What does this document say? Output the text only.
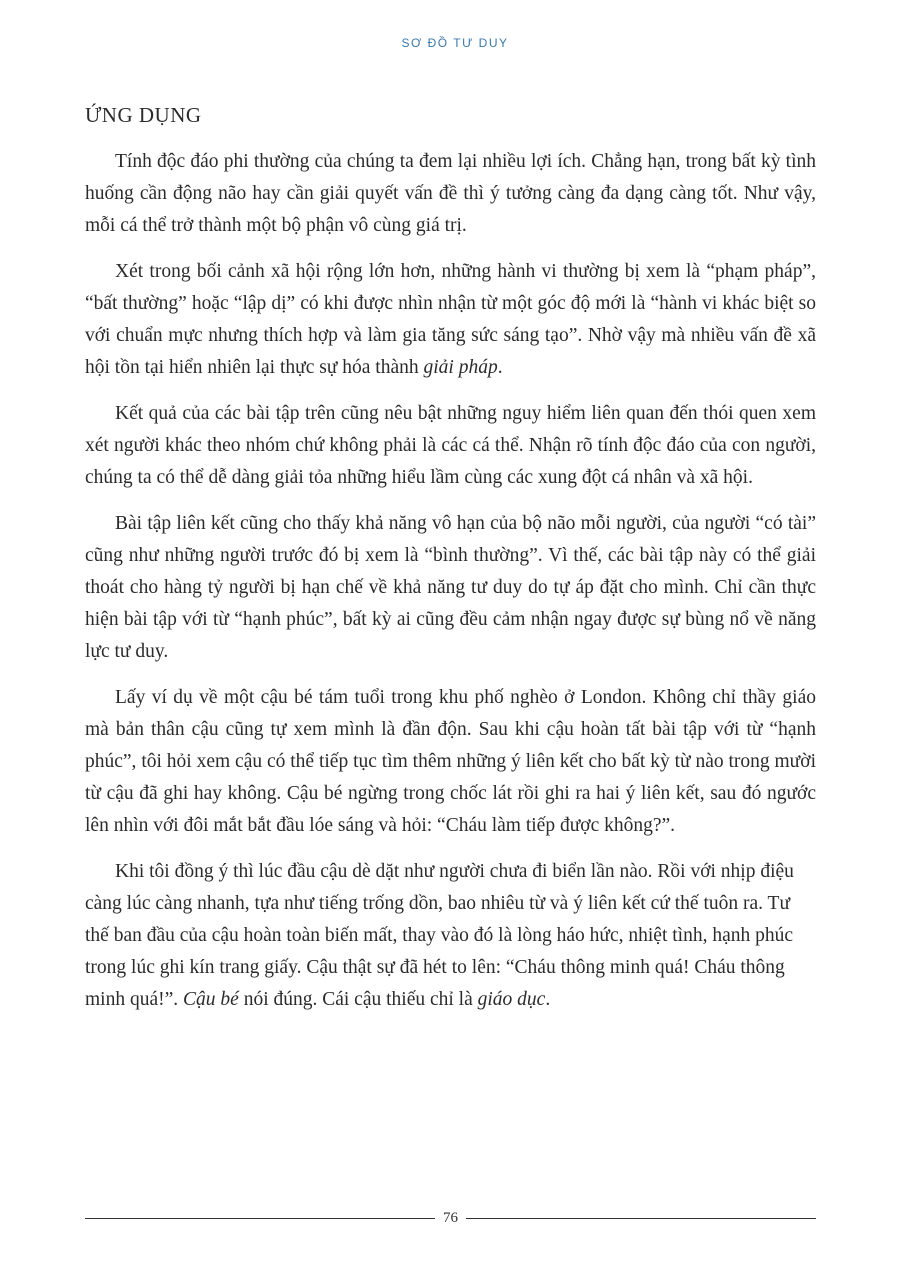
SƠ ĐỒ TƯ DUY
ỨNG DỤNG

Tính độc đáo phi thường của chúng ta đem lại nhiều lợi ích. Chẳng hạn, trong bất kỳ tình huống cần động não hay cần giải quyết vấn đề thì ý tưởng càng đa dạng càng tốt. Như vậy, mỗi cá thể trở thành một bộ phận vô cùng giá trị.

Xét trong bối cảnh xã hội rộng lớn hơn, những hành vi thường bị xem là “phạm pháp”, “bất thường” hoặc “lập dị” có khi được nhìn nhận từ một góc độ mới là “hành vi khác biệt so với chuẩn mực nhưng thích hợp và làm gia tăng sức sáng tạo”. Nhờ vậy mà nhiều vấn đề xã hội tồn tại hiển nhiên lại thực sự hóa thành giải pháp.

Kết quả của các bài tập trên cũng nêu bật những nguy hiểm liên quan đến thói quen xem xét người khác theo nhóm chứ không phải là các cá thể. Nhận rõ tính độc đáo của con người, chúng ta có thể dễ dàng giải tỏa những hiểu lầm cùng các xung đột cá nhân và xã hội.

Bài tập liên kết cũng cho thấy khả năng vô hạn của bộ não mỗi người, của người “có tài” cũng như những người trước đó bị xem là “bình thường”. Vì thế, các bài tập này có thể giải thoát cho hàng tỷ người bị hạn chế về khả năng tư duy do tự áp đặt cho mình. Chỉ cần thực hiện bài tập với từ “hạnh phúc”, bất kỳ ai cũng đều cảm nhận ngay được sự bùng nổ về năng lực tư duy.

Lấy ví dụ về một cậu bé tám tuổi trong khu phố nghèo ở London. Không chỉ thầy giáo mà bản thân cậu cũng tự xem mình là đần độn. Sau khi cậu hoàn tất bài tập với từ “hạnh phúc”, tôi hỏi xem cậu có thể tiếp tục tìm thêm những ý liên kết cho bất kỳ từ nào trong mười từ cậu đã ghi hay không. Cậu bé ngừng trong chốc lát rồi ghi ra hai ý liên kết, sau đó ngước lên nhìn với đôi mắt bắt đầu lóe sáng và hỏi: “Cháu làm tiếp được không?”.

Khi tôi đồng ý thì lúc đầu cậu dè dặt như người chưa đi biển lần nào. Rồi với nhịp điệu càng lúc càng nhanh, tựa như tiếng trống dồn, bao nhiêu từ và ý liên kết cứ thế tuôn ra. Tư thế ban đầu của cậu hoàn toàn biến mất, thay vào đó là lòng háo hức, nhiệt tình, hạnh phúc trong lúc ghi kín trang giấy. Cậu thật sự đã hét to lên: “Cháu thông minh quá! Cháu thông minh quá!”. Cậu bé nói đúng. Cái cậu thiếu chỉ là giáo dục.

76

====================

# Work to complete:
Every entry above should be duplicated exactly. Do not include the images.

# The solution:
What does this document say? Output the text only.
SƠ ĐỒ TƯ DUY
ỨNG DỤNG

Tính độc đáo phi thường của chúng ta đem lại nhiều lợi ích. Chẳng hạn, trong bất kỳ tình huống cần động não hay cần giải quyết vấn đề thì ý tưởng càng đa dạng càng tốt. Như vậy, mỗi cá thể trở thành một bộ phận vô cùng giá trị.

Xét trong bối cảnh xã hội rộng lớn hơn, những hành vi thường bị xem là “phạm pháp”, “bất thường” hoặc “lập dị” có khi được nhìn nhận từ một góc độ mới là “hành vi khác biệt so với chuẩn mực nhưng thích hợp và làm gia tăng sức sáng tạo”. Nhờ vậy mà nhiều vấn đề xã hội tồn tại hiển nhiên lại thực sự hóa thành giải pháp.

Kết quả của các bài tập trên cũng nêu bật những nguy hiểm liên quan đến thói quen xem xét người khác theo nhóm chứ không phải là các cá thể. Nhận rõ tính độc đáo của con người, chúng ta có thể dễ dàng giải tỏa những hiểu lầm cùng các xung đột cá nhân và xã hội.

Bài tập liên kết cũng cho thấy khả năng vô hạn của bộ não mỗi người, của người “có tài” cũng như những người trước đó bị xem là “bình thường”. Vì thế, các bài tập này có thể giải thoát cho hàng tỷ người bị hạn chế về khả năng tư duy do tự áp đặt cho mình. Chỉ cần thực hiện bài tập với từ “hạnh phúc”, bất kỳ ai cũng đều cảm nhận ngay được sự bùng nổ về năng lực tư duy.

Lấy ví dụ về một cậu bé tám tuổi trong khu phố nghèo ở London. Không chỉ thầy giáo mà bản thân cậu cũng tự xem mình là đần độn. Sau khi cậu hoàn tất bài tập với từ “hạnh phúc”, tôi hỏi xem cậu có thể tiếp tục tìm thêm những ý liên kết cho bất kỳ từ nào trong mười từ cậu đã ghi hay không. Cậu bé ngừng trong chốc lát rồi ghi ra hai ý liên kết, sau đó ngước lên nhìn với đôi mắt bắt đầu lóe sáng và hỏi: “Cháu làm tiếp được không?”.

Khi tôi đồng ý thì lúc đầu cậu dè dặt như người chưa đi biển lần nào. Rồi với nhịp điệu càng lúc càng nhanh, tựa như tiếng trống dồn, bao nhiêu từ và ý liên kết cứ thế tuôn ra. Tư thế ban đầu của cậu hoàn toàn biến mất, thay vào đó là lòng háo hức, nhiệt tình, hạnh phúc trong lúc ghi kín trang giấy. Cậu thật sự đã hét to lên: “Cháu thông minh quá! Cháu thông minh quá!”. Cậu bé nói đúng. Cái cậu thiếu chỉ là giáo dục.

76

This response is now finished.